▶ What you have to do
Select and reproduce each line of the listing below that bears the string "study".

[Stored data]
>>

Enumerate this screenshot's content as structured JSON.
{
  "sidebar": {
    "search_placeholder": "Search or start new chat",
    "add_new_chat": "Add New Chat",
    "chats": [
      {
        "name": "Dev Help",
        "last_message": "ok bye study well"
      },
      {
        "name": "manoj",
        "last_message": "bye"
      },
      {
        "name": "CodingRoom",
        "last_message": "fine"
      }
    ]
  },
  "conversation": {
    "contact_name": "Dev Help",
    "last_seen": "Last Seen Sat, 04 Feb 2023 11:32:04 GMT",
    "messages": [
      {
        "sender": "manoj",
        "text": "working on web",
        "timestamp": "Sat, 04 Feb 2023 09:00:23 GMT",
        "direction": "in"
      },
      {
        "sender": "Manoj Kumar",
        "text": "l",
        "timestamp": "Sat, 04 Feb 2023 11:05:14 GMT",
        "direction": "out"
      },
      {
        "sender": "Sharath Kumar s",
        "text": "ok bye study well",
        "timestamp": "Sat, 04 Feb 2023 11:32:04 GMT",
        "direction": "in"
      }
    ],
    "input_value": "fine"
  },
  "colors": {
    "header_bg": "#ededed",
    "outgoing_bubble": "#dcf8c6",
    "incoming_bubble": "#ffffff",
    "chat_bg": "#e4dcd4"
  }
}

<<

▶ Task response
        "last_message": "ok bye study well"
        "text": "ok bye study well",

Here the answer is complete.